## Rincian Latihan
Lanjutkan teks di bawah tentang beban urutan kelahiran, mulai setelah kalimat terakhirnya.

## Teks Bacaan
══════════════════════════════
KOTOMONO.CO – Sudah tak terhitung lagi berapa kali saya melihat, mendengar, ataupun membaca cerita orang menjabarkan beban susah payahnya menanggung nasib yang sudah tak bisa diubah. Bukan perihal kodrat menjadi perempuan, melainkan urutan kelahiran yang sudah kadung mereka jalani puluhan tahun silam. Frasa ini sengaja saya pilih karena curhatan itu kerap kali dilontarkan seseorang yang sedang dalam fase QLC (quarter life crisis). Termasuk fase dewasa awal atau memasuki usia 20 tahun.
Mereka yang tengah kebingungan menentukan jalan hidup, akan menjadi apa kelak, bagaimana ia ke depan, memilih antara ego atau mengikuti arus, merasa bebannya kian bertambah karena ekspektasi lingkungan yang menuntutnya menjadi orang super. Ekspektasi inilah yang kemudian pada akhirnya mengantarkan mereka pada kesadaran bahwa ia memiliki tanggung jawab yang hadir satu paket bersama urutan kelahirannya.
Pada salah satu artikel, misalnya. Seorang pemuda menjabarkan dengan gamblang bagaimana beratnya menjadi anak pertama. Si sulung selalu dituntut menjadi kuat karena ia adalah orang pertama yang harus mengemban tanggung jawab jika kelak terjadi sesuatu pada orang tua.
BACA JUGA: Dear Orang yang Pamer Lamaran di Medsos, Yakin Bakal Lanjut Nikah?
Pun ketika sulung memiliki adik, konon katanya ia juga yang menjaga. Belum lagi terkait finansial keluarga, beban pikiran ketika orang tua curhat, dan menjadi tameng untuk adik-adiknya. Pungkasnya, lebih enak menjadi anak bontot karena berlimpah kasih sayang.
══════════════════════════════
Catatan area tata letak:
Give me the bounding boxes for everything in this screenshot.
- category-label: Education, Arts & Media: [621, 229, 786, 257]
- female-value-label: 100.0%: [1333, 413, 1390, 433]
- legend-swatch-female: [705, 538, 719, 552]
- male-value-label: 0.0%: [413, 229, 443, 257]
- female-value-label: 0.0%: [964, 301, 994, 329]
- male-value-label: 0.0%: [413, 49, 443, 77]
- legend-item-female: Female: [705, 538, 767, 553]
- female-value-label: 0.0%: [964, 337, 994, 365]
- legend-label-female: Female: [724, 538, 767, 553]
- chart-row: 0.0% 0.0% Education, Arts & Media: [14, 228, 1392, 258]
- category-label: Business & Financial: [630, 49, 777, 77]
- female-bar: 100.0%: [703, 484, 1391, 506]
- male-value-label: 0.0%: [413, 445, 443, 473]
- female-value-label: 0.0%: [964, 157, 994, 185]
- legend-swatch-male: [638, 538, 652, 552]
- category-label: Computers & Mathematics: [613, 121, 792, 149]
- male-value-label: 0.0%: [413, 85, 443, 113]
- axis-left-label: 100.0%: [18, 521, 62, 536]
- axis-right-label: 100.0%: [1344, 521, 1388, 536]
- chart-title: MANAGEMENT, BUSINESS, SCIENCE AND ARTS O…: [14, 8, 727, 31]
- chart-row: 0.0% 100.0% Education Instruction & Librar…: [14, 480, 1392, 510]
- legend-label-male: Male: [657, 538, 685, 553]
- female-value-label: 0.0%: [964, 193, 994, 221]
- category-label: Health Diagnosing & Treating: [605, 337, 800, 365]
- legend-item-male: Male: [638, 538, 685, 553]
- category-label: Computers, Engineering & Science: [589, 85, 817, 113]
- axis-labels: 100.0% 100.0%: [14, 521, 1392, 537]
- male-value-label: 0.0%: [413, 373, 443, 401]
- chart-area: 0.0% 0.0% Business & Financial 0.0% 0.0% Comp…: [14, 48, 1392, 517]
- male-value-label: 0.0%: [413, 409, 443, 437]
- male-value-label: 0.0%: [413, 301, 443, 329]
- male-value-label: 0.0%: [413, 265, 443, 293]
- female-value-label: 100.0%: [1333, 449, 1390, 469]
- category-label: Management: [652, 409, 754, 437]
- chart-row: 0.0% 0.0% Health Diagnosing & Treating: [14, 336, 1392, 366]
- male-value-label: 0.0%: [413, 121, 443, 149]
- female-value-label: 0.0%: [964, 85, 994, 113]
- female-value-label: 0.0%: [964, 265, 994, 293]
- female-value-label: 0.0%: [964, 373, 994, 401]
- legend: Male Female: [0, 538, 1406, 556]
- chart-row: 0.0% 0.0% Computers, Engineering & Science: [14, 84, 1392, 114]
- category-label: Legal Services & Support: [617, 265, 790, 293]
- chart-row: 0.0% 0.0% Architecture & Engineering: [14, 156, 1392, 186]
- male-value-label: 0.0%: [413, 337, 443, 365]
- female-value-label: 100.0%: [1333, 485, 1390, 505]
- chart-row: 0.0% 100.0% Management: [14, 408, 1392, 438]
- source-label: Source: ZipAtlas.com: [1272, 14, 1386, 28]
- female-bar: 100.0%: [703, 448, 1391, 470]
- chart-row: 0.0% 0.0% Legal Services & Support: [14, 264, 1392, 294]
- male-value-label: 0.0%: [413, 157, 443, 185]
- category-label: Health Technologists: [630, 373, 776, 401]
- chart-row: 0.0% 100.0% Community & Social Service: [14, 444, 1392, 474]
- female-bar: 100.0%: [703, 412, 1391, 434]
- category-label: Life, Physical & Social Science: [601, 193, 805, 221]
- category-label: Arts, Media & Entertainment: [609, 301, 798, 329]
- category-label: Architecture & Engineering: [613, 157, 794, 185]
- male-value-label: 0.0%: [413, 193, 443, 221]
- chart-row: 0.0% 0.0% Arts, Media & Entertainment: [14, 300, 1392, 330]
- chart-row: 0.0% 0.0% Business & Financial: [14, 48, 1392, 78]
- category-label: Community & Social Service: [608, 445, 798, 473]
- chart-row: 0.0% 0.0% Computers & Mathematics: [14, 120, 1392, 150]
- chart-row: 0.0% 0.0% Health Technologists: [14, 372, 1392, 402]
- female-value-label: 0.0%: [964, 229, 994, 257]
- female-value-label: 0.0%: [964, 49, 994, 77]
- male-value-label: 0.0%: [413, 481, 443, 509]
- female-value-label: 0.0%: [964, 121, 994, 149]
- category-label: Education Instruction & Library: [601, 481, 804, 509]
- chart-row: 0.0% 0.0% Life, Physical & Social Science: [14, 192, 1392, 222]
══════════════════════════════
## Jawaban Soal
Tak berselang lama, artikel lain bermunculan. Anak bungsu kali ini angkat suara. Apa yang digembar-gemborkan terkait enaknya menjadi anak bontot tak sepenuhnya benar. Sekalipun mereka mengakui berlimpah perhatian, keadaan itu justru membuat mereka senantiasa didikte karena dianggap belum mampu menentukan keputusan yang tepat untuk diri sendiri. Paling gokil adalah alasan tidak nyaman menjadi anak bontot karena selalu disuruh saudara yang lebih tua.
Tidak mau tinggal diam dan hanya mendengarkan perdebatan si sulung dan bungsu, anak tengah (yang entah julukan lainnya apa?) ikut bersuara karena mereka acap kali luput dari perhatian. Menjadi anak tengah, katanya, sering merasa terasingkan karena perhatian sudah dibabat habis oleh anak pertama dan terakhir.
BACA JUGA: Bukan Hanya Perempuan, Anak Laki-laki juga Merepotkan
Sekalipun ada beberapa penelitian yang membenarkan kondisi tersebut, mari sudahi perdebatan ini karena tak akan ada habisnya. Sesungguhnya, anak pertama, tengah, dan akhir sama-sama memiliki beban. Penjabaran di atas tadi sudah cukup mewakili bagaimana kita sebaiknya tidak perlu merasa siapa yang paling berat di sini karena kondisi mental setiap orang pun berbeda.
Salah satu film yang menyoroti problem keluarga, termasuk urutan kelahiran yaitu NKCHI (Nanti Kita Cerita Tetang Hari Ini). Film yang dibuat dari buku dengan judul yang sama ini cukup menjabarkan bagaimana setiap anggota kelurga memiliki beban yang tak bisa dianggap lebih ringan atau lebih berat.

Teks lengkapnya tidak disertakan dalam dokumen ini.